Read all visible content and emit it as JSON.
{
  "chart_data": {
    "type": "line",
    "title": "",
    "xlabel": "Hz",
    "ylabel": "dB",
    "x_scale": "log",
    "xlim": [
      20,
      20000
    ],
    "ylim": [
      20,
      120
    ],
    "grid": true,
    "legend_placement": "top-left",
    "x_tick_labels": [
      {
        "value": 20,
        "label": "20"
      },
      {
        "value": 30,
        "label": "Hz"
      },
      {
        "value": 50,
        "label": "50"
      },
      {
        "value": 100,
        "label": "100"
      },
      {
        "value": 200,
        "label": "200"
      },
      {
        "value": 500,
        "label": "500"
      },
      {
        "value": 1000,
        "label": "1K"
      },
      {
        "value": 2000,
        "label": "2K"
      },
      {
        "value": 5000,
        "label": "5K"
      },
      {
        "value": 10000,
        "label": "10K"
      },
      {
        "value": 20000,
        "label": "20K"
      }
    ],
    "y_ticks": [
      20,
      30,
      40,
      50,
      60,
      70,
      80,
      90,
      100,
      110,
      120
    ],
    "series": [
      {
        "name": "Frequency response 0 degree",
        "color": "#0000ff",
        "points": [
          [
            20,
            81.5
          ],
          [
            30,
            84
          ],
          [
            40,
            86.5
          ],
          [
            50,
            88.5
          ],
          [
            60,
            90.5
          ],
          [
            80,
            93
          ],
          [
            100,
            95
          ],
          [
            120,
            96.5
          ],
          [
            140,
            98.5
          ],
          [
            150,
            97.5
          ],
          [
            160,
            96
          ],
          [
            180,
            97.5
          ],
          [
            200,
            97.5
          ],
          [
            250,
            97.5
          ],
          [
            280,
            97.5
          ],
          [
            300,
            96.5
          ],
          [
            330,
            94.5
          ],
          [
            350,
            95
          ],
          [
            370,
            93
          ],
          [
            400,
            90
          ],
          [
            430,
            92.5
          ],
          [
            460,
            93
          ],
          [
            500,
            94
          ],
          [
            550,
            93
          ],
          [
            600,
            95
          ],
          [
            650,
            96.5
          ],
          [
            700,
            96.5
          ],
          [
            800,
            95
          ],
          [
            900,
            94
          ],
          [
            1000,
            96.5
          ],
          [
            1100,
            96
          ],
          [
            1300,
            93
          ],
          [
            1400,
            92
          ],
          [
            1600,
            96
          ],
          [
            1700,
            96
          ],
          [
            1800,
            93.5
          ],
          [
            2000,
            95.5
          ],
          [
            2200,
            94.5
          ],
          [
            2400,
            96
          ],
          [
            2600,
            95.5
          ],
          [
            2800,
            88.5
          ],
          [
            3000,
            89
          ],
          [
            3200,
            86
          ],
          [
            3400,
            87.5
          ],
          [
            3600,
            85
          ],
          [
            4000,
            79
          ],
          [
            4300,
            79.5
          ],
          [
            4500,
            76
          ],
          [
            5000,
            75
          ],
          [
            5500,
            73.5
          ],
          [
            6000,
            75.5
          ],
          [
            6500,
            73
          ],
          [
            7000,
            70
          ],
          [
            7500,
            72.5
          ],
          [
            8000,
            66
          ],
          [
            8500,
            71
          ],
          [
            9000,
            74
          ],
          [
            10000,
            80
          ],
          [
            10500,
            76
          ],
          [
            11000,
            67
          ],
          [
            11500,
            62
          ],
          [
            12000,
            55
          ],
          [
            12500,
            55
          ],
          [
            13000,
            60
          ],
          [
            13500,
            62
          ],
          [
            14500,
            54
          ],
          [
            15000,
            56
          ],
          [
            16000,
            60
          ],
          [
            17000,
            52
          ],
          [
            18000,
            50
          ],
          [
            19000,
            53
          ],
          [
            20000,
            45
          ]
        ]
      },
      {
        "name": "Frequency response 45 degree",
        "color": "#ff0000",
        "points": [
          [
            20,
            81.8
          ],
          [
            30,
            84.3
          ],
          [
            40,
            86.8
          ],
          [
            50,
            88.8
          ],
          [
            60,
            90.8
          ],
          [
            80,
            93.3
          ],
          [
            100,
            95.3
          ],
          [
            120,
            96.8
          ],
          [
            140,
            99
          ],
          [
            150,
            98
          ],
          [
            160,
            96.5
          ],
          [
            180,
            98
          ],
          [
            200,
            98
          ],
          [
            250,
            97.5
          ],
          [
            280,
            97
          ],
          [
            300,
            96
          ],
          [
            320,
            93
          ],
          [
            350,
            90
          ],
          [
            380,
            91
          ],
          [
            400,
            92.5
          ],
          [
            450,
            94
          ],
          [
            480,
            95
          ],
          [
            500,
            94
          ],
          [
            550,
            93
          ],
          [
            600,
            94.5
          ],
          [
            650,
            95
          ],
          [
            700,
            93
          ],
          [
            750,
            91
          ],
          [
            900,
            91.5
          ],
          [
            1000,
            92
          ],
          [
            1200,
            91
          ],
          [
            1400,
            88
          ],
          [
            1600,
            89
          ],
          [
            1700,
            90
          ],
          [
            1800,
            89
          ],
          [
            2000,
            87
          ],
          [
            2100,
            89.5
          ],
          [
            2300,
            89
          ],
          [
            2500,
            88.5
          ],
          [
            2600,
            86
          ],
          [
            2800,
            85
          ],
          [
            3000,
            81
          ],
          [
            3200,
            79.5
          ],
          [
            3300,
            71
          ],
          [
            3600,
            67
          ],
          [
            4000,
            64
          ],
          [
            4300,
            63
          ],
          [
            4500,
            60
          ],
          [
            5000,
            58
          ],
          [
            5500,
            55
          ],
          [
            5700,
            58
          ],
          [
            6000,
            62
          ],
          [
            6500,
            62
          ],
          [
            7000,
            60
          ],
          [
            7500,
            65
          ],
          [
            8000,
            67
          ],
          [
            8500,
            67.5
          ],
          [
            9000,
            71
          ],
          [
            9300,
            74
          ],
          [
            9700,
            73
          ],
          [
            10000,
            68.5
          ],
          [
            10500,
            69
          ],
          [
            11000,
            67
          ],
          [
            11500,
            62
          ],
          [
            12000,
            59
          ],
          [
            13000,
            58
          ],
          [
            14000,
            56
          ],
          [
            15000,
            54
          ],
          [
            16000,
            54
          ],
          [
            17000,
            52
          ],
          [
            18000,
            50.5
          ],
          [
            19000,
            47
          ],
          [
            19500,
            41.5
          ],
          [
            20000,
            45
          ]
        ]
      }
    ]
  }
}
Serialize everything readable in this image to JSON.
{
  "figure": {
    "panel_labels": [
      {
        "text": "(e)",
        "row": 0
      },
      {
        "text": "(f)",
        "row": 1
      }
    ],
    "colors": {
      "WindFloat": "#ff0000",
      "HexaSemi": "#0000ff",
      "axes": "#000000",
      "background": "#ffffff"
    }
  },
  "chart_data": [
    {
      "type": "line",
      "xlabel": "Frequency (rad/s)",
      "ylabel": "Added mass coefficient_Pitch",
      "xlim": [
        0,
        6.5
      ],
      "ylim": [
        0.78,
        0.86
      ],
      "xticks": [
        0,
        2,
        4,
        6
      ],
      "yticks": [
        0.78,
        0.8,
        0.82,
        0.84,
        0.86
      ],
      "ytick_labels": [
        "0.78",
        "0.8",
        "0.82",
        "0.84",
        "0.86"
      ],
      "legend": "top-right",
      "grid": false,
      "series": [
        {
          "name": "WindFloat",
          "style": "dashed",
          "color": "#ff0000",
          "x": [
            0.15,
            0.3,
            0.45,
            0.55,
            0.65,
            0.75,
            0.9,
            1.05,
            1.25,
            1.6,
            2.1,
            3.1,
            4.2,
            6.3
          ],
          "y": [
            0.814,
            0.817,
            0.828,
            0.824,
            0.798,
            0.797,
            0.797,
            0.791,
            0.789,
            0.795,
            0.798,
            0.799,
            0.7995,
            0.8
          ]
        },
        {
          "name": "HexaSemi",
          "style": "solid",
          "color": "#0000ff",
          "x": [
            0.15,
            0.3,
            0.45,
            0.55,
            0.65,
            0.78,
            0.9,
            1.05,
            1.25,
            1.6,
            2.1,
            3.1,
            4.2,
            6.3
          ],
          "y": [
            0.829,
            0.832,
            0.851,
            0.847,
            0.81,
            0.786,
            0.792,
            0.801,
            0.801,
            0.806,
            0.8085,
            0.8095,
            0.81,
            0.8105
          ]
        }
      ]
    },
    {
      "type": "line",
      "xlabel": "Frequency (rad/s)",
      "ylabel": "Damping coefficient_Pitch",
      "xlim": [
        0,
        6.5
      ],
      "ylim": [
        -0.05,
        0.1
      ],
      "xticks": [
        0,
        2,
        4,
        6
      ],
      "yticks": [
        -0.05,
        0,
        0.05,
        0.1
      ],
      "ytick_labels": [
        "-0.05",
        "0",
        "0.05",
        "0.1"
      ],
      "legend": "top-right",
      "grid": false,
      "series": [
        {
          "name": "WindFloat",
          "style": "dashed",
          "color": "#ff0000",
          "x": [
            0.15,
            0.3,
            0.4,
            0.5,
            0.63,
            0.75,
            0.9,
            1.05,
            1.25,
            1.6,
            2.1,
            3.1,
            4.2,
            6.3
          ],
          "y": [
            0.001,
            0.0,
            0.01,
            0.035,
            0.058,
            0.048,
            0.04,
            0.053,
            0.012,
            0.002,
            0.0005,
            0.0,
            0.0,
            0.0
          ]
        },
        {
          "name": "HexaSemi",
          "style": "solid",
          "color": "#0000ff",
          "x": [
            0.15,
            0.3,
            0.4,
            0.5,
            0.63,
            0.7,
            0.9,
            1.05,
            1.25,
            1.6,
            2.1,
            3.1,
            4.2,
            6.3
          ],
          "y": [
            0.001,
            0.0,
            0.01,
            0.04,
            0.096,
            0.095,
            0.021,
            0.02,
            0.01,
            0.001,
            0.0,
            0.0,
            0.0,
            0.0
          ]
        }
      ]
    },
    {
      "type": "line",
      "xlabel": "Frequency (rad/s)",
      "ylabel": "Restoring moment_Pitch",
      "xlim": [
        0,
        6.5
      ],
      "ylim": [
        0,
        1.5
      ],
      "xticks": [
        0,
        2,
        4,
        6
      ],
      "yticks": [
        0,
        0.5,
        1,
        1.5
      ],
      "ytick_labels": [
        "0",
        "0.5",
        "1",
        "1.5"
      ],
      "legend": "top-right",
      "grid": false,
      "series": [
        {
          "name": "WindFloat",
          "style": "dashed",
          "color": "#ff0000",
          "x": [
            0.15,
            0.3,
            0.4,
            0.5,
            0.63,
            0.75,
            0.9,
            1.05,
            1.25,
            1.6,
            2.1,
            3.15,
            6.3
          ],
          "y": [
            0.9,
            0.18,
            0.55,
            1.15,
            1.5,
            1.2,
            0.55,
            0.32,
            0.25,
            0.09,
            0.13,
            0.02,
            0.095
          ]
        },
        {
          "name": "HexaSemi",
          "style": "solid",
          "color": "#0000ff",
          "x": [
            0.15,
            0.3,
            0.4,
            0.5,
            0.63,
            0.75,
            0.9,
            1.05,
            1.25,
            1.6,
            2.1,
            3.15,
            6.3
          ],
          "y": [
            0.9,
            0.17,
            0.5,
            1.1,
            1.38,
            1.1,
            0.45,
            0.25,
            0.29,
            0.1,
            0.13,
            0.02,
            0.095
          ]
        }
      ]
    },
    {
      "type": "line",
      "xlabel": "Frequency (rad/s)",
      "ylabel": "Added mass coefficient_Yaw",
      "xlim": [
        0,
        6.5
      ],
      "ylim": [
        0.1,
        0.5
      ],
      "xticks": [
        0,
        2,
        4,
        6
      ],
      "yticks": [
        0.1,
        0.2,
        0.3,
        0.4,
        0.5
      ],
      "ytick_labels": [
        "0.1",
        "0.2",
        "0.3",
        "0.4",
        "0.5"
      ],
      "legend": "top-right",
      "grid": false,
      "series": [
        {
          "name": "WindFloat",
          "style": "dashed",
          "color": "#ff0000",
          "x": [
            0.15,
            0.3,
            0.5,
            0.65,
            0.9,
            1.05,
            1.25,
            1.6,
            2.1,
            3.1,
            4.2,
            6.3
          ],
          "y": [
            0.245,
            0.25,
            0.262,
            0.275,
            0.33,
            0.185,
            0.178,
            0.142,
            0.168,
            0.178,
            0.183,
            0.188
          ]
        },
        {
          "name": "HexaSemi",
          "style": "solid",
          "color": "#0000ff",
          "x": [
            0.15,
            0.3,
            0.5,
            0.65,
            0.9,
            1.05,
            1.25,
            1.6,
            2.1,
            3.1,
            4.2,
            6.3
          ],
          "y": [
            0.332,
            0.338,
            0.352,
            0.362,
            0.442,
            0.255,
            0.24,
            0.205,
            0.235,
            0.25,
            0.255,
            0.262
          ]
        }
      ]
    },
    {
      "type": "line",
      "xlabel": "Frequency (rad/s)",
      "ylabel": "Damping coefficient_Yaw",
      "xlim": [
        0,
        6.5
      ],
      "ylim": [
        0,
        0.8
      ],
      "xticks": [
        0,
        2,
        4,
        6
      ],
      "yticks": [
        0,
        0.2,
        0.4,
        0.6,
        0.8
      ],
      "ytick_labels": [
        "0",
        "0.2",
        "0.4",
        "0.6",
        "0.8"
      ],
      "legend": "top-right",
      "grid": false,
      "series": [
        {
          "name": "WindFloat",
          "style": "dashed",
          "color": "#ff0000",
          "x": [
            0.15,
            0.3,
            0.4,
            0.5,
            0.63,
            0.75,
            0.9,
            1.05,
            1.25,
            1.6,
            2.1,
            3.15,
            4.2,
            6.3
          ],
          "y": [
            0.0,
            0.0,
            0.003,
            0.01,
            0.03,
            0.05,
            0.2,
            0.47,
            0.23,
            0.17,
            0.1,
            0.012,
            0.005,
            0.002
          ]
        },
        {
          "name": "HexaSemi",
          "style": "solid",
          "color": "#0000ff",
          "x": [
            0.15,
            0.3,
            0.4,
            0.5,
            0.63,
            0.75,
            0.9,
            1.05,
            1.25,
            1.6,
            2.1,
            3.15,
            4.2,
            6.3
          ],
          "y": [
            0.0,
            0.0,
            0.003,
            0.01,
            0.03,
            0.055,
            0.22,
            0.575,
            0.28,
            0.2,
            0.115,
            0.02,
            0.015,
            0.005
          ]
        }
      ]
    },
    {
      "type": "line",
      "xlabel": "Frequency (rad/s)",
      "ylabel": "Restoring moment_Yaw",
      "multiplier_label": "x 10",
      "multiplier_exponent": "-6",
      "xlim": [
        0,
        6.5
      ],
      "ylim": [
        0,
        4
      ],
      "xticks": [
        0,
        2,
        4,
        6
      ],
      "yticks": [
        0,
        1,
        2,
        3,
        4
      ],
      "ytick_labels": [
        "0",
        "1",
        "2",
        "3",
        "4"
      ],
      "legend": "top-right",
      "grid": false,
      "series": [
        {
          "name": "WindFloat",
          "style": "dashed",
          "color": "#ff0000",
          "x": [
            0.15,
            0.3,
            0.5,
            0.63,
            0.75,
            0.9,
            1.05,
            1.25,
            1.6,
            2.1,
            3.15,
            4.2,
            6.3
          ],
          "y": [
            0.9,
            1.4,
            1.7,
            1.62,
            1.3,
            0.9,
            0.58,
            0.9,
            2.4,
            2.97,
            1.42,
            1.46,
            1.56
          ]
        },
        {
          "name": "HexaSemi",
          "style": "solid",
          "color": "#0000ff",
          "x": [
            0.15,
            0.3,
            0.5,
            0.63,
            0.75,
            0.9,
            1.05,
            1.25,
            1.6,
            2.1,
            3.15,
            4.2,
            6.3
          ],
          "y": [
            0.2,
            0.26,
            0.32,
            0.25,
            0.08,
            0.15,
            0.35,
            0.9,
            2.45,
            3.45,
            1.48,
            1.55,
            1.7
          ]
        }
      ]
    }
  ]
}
————
Exercise aim:
Leave out every line without the string "Added" and copy the rest.

Task solution:
      "ylabel": "Added mass coefficient_Pitch",
      "ylabel": "Added mass coefficient_Yaw",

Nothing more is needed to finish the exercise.